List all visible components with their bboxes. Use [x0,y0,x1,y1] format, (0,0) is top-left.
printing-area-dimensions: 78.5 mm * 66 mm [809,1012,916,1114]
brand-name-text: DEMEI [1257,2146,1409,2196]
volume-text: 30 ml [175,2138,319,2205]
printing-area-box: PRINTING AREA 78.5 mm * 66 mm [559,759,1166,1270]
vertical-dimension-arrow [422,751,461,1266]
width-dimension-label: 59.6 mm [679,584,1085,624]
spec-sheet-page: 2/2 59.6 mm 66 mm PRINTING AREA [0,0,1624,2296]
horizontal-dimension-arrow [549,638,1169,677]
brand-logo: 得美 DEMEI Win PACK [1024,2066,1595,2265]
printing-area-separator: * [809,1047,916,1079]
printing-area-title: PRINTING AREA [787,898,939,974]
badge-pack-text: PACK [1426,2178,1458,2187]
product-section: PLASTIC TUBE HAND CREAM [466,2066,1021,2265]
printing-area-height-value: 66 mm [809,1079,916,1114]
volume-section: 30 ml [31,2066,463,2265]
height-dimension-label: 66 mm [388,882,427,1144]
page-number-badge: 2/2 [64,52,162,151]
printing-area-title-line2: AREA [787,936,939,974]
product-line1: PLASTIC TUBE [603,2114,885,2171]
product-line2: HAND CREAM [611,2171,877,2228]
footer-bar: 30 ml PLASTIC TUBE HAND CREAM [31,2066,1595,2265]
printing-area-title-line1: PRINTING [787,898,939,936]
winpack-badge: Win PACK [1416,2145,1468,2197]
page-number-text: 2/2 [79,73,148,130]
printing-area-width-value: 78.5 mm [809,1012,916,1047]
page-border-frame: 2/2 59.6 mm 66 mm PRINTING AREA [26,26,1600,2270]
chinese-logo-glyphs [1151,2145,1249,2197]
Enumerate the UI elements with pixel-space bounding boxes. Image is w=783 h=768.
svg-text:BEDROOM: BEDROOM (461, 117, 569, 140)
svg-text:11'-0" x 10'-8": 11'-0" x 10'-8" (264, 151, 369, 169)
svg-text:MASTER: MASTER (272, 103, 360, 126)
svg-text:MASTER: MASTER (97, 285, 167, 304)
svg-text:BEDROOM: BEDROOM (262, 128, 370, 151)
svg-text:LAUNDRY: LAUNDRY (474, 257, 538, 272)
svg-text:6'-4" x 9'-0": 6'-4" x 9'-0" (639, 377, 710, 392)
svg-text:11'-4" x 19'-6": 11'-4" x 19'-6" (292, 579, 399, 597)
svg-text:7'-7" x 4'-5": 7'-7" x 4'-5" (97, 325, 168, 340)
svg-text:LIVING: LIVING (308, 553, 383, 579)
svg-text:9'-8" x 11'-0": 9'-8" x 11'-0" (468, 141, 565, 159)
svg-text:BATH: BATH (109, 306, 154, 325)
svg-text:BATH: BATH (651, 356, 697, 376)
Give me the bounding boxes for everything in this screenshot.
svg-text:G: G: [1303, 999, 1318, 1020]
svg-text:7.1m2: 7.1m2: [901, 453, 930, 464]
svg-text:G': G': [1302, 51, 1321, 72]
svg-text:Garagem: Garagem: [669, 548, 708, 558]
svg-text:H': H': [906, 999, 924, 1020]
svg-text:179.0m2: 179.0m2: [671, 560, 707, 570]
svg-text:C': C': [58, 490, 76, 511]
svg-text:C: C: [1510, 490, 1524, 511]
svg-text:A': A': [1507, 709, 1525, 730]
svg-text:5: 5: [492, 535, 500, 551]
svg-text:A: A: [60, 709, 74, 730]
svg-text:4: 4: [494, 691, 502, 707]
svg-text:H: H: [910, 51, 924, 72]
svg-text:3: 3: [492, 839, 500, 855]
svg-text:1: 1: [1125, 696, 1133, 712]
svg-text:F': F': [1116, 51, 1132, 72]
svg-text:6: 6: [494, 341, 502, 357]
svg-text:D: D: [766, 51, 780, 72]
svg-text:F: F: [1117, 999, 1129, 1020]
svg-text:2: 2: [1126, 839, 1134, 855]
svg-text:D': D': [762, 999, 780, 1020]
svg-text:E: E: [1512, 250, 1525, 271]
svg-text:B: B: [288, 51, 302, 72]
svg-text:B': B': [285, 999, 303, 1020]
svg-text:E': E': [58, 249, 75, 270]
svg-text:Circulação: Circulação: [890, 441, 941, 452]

* [GIVEN REQUEST] Extract and repeat exactly everything from the start of the lines down to the line that contains "printing-area-title-line1: PRINTING [787,898,939,936]", including that line.

* [WRITTEN ANSWER]
List all visible components with their bboxes. Use [x0,y0,x1,y1] format, (0,0) is top-left.
printing-area-dimensions: 78.5 mm * 66 mm [809,1012,916,1114]
brand-name-text: DEMEI [1257,2146,1409,2196]
volume-text: 30 ml [175,2138,319,2205]
printing-area-box: PRINTING AREA 78.5 mm * 66 mm [559,759,1166,1270]
vertical-dimension-arrow [422,751,461,1266]
width-dimension-label: 59.6 mm [679,584,1085,624]
spec-sheet-page: 2/2 59.6 mm 66 mm PRINTING AREA [0,0,1624,2296]
horizontal-dimension-arrow [549,638,1169,677]
brand-logo: 得美 DEMEI Win PACK [1024,2066,1595,2265]
printing-area-separator: * [809,1047,916,1079]
printing-area-title: PRINTING AREA [787,898,939,974]
badge-pack-text: PACK [1426,2178,1458,2187]
product-section: PLASTIC TUBE HAND CREAM [466,2066,1021,2265]
printing-area-height-value: 66 mm [809,1079,916,1114]
volume-section: 30 ml [31,2066,463,2265]
height-dimension-label: 66 mm [388,882,427,1144]
page-number-badge: 2/2 [64,52,162,151]
printing-area-title-line2: AREA [787,936,939,974]
product-line1: PLASTIC TUBE [603,2114,885,2171]
product-line2: HAND CREAM [611,2171,877,2228]
footer-bar: 30 ml PLASTIC TUBE HAND CREAM [31,2066,1595,2265]
printing-area-title-line1: PRINTING [787,898,939,936]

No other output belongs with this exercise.